(Collection entries)
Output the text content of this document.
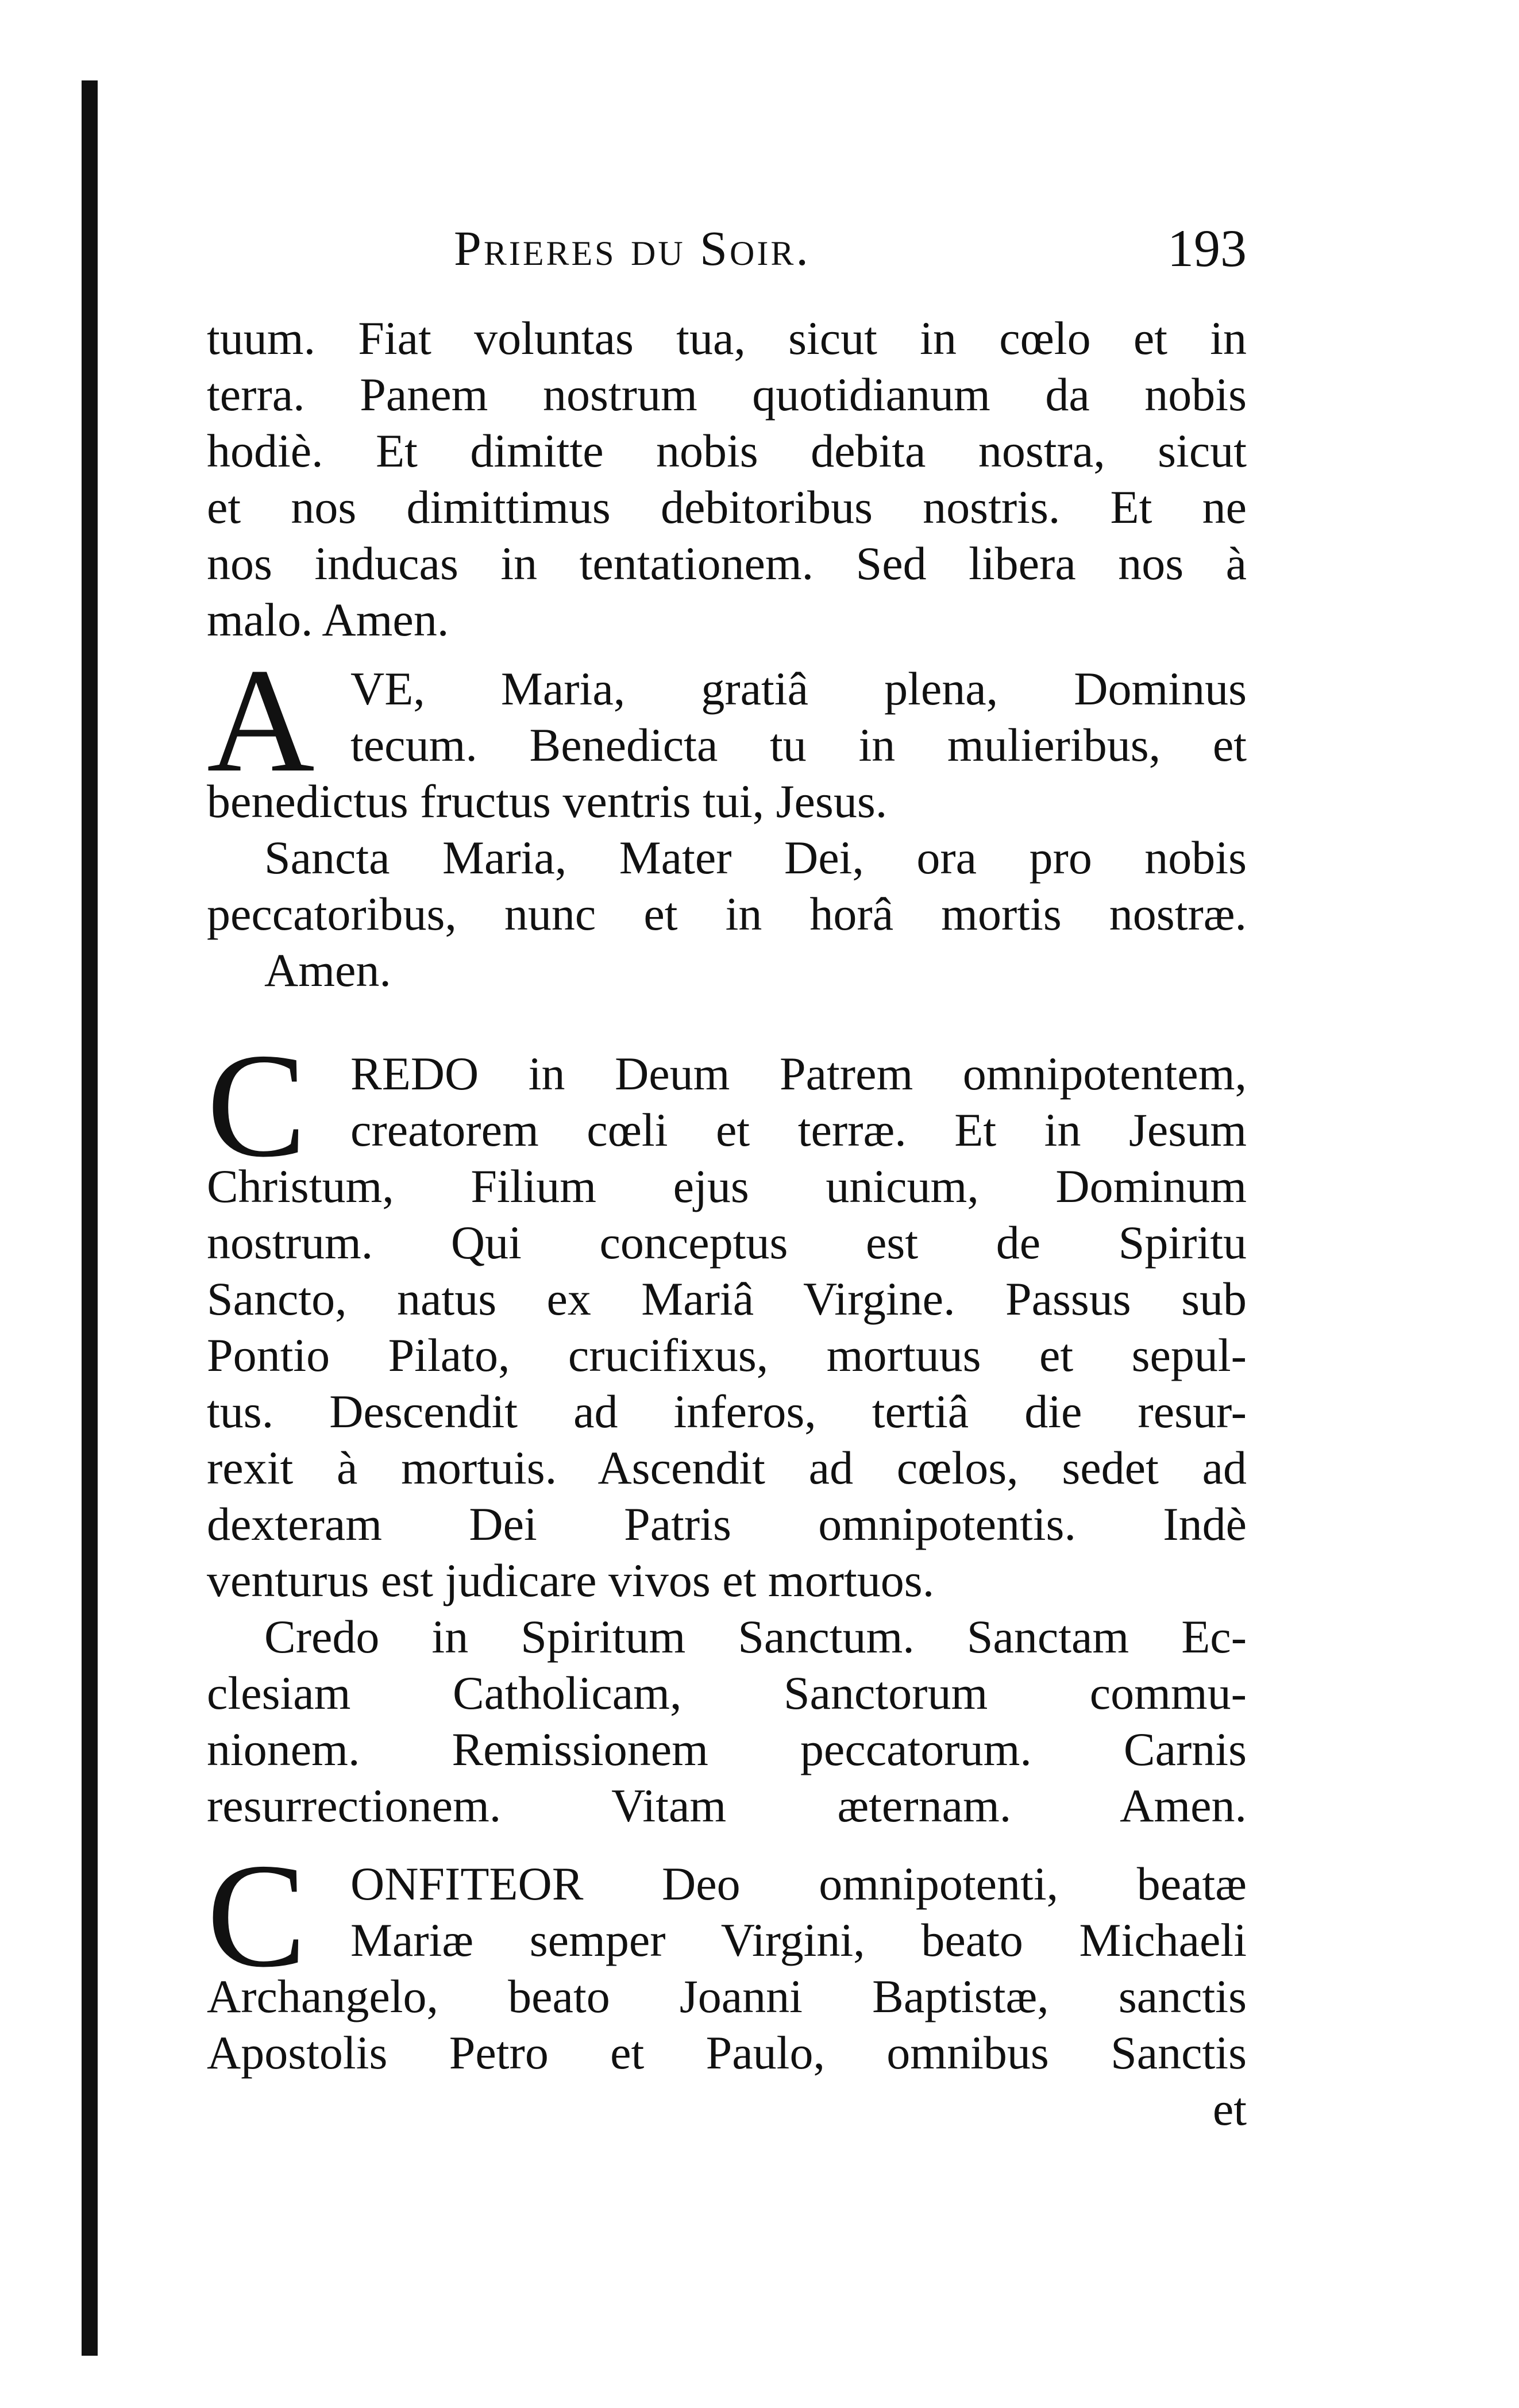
Prieres du Soir.	193
tuum. Fiat voluntas tua, sicut in cœlo et in
terra. Panem nostrum quotidianum da nobis
hodiè. Et dimitte nobis debita nostra, sicut
et nos dimittimus debitoribus nostris. Et ne
nos inducas in tentationem. Sed libera nos à
malo. Amen.
A VE, Maria, gratiâ plena, Dominus
tecum. Benedicta tu in mulieribus, et
benedictus fructus ventris tui, Jesus.
Sancta Maria, Mater Dei, ora pro nobis
peccatoribus, nunc et in horâ mortis nostræ.
Amen.
C REDO in Deum Patrem omnipotentem,
creatorem cœli et terræ. Et in Jesum
Christum, Filium ejus unicum, Dominum
nostrum. Qui conceptus est de Spiritu
Sancto, natus ex Mariâ Virgine. Passus sub
Pontio Pilato, crucifixus, mortuus et sepul-
tus. Descendit ad inferos, tertiâ die resur-
rexit à mortuis. Ascendit ad cœlos, sedet ad
dexteram Dei Patris omnipotentis. Indè
venturus est judicare vivos et mortuos.
Credo in Spiritum Sanctum. Sanctam Ec-
clesiam Catholicam, Sanctorum commu-
nionem. Remissionem peccatorum. Carnis
resurrectionem. Vitam æternam. Amen.
C ONFITEOR Deo omnipotenti, beatæ
Mariæ semper Virgini, beato Michaeli
Archangelo, beato Joanni Baptistæ, sanctis
Apostolis Petro et Paulo, omnibus Sanctis
et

* [SHORT TASK]: Leave out the pictures and return every record word for word.

* [TASK ANSWER]:
Output the text content of this document.
Prieres du Soir.	193
tuum. Fiat voluntas tua, sicut in cœlo et in
terra. Panem nostrum quotidianum da nobis
hodiè. Et dimitte nobis debita nostra, sicut
et nos dimittimus debitoribus nostris. Et ne
nos inducas in tentationem. Sed libera nos à
malo. Amen.
A VE, Maria, gratiâ plena, Dominus
tecum. Benedicta tu in mulieribus, et
benedictus fructus ventris tui, Jesus.
Sancta Maria, Mater Dei, ora pro nobis
peccatoribus, nunc et in horâ mortis nostræ.
Amen.
C REDO in Deum Patrem omnipotentem,
creatorem cœli et terræ. Et in Jesum
Christum, Filium ejus unicum, Dominum
nostrum. Qui conceptus est de Spiritu
Sancto, natus ex Mariâ Virgine. Passus sub
Pontio Pilato, crucifixus, mortuus et sepul-
tus. Descendit ad inferos, tertiâ die resur-
rexit à mortuis. Ascendit ad cœlos, sedet ad
dexteram Dei Patris omnipotentis. Indè
venturus est judicare vivos et mortuos.
Credo in Spiritum Sanctum. Sanctam Ec-
clesiam Catholicam, Sanctorum commu-
nionem. Remissionem peccatorum. Carnis
resurrectionem. Vitam æternam. Amen.
C ONFITEOR Deo omnipotenti, beatæ
Mariæ semper Virgini, beato Michaeli
Archangelo, beato Joanni Baptistæ, sanctis
Apostolis Petro et Paulo, omnibus Sanctis
et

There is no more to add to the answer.